PROVIDED TEXT:
##########
Rather, she said, the law makes it worse by eliminating the requirement that poll workers must direct a voter to their correct precinct."

PolitiFact Ohio can't fact-check the future, so we won't rate the question of whether HB 194 will worsen provisional ballot problems.

But we can look at the rules and at HB 194.

Voting in the wrong precinct is the biggest reason, after change of address, for provisional ballots. Provisional ballots can be cast in the wrong precinct because poll workers accidentally send voters to the wrong table in a polling place with multiple precincts, or to the wrong polling place, which can follow an error such as a poll worker misreading a street guide.

Reports from the U.S. Election Assistance Commission show that relatively few states reject significant numbers of provisional ballots because they were cast in the wrong precinct. Only New York and Arizona rejected more wrong precinct ballots than Ohio in 2008, according to the EAC, and those three states accounted for the majority of the nation's total.

In 2010, no state left more provisional ballots uncounted than Ohio.

Rejected wrong-precinct ballots represent registered voters whose ballots were thrown out because they went to the wrong table or location. Ohio had 14,227 of them in 2008, according to the EAC report. The number is slightly larger, 14,335, on the website of Ohio Secretary of State Jon Husted.

House Bill 3, the Ohio elections law enacted in 2006, expanded provisional voting and restricted the counting of provisional ballots. It required that a provisional ballot be cast in the correct jurisdiction to count, and specifically defined jurisdiction as precinct. Election boards previously could count the races for a voter's correct precinct on a misdirected ballot.

HB 194 "permits, instead of requires, an election official to direct a voter who is in the wrong precinct to the voter's correct precinct," according to the Ohio Legislative Service Commission. It says that it is the duty of the individual voter to ensure that a ballot is cast in the correct precinct.

We note that we’re not taking a position on whether it’s good policy to leave that duty with the individual voter. Suffice to say that Clyde’s position is that more should be done.

The issue went to federal court recently because of a race for juvenile court judge in Hamilton County that has been unresolved since Election Night 2010 because of provisional  ballots. The two candidates in that race were separated by 23 votes in the election board's tally, but 849 provisional ballots were not counted due to error. Hundreds of those votes should be counted, U.S. District Judge Susan Dlott ruled this month in a 93-page decision.

In some cases, Dlott noted, voters showed up at the right polling place, but mistakenly voted at the wrong precinct table, an error known as "right church, wrong pew."

Testimony showed that poll workers mistakenly directed some voters to the wrong table, and that some poll workers did not recognize the significance of voting at the correct precinct table.

Currently under Ohio's precinct-based voting, Dlott wrote, votes cast in the wrong precinct are not to be "counted under any circumstance, even when the ballot is miscast due to poll worker error." She said that policy "is fundamentally unfair and abrogates the 14th Amendment’s guarantee of due process of law."

The ruling reinforces Clyde’s assertion that wrong-precinct rules worsen the problems with provisional voting.

Clyde said that "wrong precinct rules exacerbate our provisional ballot problems," a reference to the high rate of provisional voting in the state. Data from the U.S. Election Assistance Commission shows that wrong precinct voting is the No. 2 reason for provisional voting. In Ohio, votes cast in the wrong precinct are not counted. There were more than 14,000 such ballots in the 2008 election.

We’re not rating whether HB 194 will worsen those problems. But that the legislation  "permits, instead of requires, an election official to direct a voter who is in the wrong precinct to the voter's correct precinct," shows it’s not an attempt to aggressively address the issue.

The duty remains on the individual voter to ensure that a ballot is cast in the correct precinct.

On the Truth-O-Meter, Clyde's statement rates True.
##########
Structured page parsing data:

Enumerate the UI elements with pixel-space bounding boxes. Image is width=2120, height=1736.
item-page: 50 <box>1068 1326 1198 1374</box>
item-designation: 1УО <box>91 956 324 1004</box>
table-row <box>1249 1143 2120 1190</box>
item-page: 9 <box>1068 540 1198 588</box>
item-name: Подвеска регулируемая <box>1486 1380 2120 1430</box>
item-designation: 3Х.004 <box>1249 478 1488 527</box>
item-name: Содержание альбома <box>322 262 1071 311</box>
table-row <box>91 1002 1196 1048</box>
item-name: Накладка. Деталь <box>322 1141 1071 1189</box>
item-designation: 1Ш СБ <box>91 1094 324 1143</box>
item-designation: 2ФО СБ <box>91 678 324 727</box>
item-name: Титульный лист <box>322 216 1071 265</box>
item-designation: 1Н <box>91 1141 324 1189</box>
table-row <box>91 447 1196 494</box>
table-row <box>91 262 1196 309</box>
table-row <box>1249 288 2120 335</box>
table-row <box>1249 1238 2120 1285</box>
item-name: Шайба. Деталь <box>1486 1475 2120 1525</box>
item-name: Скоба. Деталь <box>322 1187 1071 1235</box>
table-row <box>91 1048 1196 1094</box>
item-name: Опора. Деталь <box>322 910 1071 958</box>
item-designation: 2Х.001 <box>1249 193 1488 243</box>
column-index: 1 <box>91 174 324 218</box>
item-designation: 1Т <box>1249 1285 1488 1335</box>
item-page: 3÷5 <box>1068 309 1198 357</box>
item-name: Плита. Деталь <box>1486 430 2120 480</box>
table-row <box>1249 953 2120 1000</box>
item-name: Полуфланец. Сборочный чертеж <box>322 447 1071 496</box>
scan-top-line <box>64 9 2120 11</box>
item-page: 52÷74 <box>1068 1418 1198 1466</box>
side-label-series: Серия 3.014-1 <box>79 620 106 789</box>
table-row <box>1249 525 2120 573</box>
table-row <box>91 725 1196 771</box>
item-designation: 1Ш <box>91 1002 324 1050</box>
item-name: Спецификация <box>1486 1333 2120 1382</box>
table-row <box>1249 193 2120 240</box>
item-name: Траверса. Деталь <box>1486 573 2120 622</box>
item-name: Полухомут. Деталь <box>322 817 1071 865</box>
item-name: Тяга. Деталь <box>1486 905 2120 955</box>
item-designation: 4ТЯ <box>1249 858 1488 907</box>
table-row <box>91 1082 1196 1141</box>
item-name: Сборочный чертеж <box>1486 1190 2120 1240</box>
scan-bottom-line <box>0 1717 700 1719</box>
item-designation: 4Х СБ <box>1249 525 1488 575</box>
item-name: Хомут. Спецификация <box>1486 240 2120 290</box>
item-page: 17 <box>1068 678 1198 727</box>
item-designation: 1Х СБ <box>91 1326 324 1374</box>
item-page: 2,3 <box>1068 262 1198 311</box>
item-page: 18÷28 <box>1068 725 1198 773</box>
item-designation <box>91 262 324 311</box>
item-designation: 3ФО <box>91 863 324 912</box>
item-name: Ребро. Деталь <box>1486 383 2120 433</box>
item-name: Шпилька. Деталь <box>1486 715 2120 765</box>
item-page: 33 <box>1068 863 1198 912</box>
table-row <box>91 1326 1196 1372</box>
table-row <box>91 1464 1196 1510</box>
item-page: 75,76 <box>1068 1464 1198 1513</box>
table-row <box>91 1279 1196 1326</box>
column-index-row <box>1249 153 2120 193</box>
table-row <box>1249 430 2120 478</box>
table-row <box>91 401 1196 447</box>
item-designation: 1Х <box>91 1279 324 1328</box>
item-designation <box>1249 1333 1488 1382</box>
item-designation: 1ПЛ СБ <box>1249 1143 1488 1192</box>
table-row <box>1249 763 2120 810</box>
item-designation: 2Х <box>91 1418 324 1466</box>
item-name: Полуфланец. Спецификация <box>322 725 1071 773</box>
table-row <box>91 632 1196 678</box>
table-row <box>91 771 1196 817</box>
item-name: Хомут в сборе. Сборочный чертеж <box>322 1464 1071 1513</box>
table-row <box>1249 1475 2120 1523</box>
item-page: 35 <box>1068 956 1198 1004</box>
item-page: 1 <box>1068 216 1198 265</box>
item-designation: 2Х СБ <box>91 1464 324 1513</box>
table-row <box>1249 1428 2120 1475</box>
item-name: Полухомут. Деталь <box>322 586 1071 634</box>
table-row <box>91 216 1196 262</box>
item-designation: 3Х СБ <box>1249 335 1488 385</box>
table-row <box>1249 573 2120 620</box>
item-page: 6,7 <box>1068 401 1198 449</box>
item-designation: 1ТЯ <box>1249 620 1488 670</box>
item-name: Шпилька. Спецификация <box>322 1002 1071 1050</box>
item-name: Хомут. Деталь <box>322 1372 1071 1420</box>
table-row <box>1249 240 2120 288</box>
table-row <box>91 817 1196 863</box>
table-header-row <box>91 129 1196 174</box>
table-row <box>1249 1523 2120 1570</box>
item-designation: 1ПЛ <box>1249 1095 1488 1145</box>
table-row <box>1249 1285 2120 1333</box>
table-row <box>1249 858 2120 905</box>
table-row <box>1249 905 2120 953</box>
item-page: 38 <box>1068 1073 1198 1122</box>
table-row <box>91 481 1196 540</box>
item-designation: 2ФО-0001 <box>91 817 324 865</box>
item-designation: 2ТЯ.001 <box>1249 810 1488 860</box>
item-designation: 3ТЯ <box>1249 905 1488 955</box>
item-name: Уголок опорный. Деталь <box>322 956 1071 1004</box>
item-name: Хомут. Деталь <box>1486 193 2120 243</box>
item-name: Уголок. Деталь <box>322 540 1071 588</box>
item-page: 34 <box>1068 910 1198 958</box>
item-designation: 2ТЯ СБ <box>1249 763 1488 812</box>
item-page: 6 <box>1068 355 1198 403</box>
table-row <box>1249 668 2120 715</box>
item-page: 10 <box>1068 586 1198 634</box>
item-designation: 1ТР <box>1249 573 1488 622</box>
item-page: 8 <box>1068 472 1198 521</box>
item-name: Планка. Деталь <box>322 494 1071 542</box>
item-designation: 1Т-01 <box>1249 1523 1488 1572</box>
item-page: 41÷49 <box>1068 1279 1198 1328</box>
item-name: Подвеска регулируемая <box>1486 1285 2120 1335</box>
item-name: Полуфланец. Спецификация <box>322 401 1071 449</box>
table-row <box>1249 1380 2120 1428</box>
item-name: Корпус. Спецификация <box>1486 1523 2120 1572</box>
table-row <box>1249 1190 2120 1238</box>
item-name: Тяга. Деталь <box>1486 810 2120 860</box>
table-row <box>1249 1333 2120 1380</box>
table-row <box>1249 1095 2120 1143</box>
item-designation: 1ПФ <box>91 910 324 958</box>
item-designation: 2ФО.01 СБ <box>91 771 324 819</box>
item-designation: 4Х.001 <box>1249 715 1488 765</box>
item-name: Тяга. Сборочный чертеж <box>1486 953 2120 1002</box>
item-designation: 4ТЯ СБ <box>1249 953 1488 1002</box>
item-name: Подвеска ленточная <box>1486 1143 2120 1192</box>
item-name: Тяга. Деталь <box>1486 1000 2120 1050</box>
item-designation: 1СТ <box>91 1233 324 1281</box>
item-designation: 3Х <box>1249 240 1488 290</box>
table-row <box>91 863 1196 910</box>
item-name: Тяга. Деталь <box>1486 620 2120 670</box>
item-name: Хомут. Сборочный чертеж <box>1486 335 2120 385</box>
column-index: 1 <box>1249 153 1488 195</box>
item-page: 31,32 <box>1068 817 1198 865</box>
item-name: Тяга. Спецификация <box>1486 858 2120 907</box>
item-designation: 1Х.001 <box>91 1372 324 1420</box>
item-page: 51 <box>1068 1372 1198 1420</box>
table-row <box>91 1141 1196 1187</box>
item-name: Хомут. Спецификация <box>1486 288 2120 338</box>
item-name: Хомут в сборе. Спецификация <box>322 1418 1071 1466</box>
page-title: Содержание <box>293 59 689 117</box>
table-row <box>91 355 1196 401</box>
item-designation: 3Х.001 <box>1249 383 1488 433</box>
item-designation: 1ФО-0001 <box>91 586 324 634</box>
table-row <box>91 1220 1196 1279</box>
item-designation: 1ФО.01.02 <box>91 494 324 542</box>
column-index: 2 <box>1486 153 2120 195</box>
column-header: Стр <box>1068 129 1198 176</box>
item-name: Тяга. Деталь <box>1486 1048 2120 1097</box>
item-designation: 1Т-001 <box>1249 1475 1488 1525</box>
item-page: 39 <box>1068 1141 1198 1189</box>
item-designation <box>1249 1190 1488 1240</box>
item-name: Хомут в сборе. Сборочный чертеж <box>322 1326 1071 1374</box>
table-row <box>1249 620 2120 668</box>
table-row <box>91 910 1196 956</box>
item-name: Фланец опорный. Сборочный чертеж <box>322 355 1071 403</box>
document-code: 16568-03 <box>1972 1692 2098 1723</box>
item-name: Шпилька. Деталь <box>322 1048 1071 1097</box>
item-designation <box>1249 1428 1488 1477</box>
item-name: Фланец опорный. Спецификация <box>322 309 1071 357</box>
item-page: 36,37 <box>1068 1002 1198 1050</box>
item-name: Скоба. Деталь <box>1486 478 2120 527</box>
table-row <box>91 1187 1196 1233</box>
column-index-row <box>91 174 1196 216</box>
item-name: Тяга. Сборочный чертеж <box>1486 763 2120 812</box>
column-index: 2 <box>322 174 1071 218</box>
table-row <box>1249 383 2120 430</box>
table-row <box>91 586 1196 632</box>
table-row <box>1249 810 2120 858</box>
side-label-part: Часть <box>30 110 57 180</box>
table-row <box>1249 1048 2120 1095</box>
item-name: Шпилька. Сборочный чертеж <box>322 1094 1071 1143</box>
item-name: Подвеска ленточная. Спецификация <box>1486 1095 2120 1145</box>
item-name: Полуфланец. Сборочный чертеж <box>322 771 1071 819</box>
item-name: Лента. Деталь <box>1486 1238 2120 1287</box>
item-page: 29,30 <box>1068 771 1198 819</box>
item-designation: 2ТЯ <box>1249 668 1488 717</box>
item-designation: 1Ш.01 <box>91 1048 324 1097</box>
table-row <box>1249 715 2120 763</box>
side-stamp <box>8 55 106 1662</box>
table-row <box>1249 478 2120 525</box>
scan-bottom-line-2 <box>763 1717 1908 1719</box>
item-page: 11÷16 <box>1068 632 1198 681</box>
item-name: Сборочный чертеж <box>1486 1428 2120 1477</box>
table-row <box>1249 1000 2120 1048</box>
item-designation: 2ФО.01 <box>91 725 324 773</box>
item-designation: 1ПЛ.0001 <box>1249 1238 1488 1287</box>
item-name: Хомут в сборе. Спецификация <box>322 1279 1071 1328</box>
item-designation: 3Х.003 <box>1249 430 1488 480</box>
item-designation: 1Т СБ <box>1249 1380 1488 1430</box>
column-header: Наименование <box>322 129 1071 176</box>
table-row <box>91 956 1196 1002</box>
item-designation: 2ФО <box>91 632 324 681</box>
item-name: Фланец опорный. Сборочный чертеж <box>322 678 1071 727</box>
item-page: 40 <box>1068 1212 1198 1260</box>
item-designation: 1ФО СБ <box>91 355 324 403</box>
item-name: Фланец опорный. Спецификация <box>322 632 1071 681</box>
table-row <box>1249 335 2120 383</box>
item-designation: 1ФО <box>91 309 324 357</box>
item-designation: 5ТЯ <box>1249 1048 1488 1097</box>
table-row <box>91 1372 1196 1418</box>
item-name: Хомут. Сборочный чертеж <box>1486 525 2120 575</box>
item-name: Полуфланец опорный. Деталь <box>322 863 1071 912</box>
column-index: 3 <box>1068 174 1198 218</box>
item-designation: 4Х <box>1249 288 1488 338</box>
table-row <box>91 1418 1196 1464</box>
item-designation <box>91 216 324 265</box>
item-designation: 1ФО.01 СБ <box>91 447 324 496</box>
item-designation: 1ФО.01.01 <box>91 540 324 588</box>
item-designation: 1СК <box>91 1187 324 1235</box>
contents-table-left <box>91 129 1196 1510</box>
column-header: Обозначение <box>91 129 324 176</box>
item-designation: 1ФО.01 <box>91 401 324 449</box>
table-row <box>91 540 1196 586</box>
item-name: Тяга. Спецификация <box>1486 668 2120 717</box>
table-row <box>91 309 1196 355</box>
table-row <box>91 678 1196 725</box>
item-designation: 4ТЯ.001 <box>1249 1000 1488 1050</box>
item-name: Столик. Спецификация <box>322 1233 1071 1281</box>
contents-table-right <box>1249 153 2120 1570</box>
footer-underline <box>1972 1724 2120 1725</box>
##########
PROMPT: Reproduce the passage of the article on Ohio's wrong-precinct provisional ballots that begins at the words "Testimony showed that" and stops after "correct precinct table.".

ANSWER SPACE:
Testimony showed that poll workers mistakenly directed some voters to the wrong table, and that some poll workers did not recognize the significance of voting at the correct precinct table.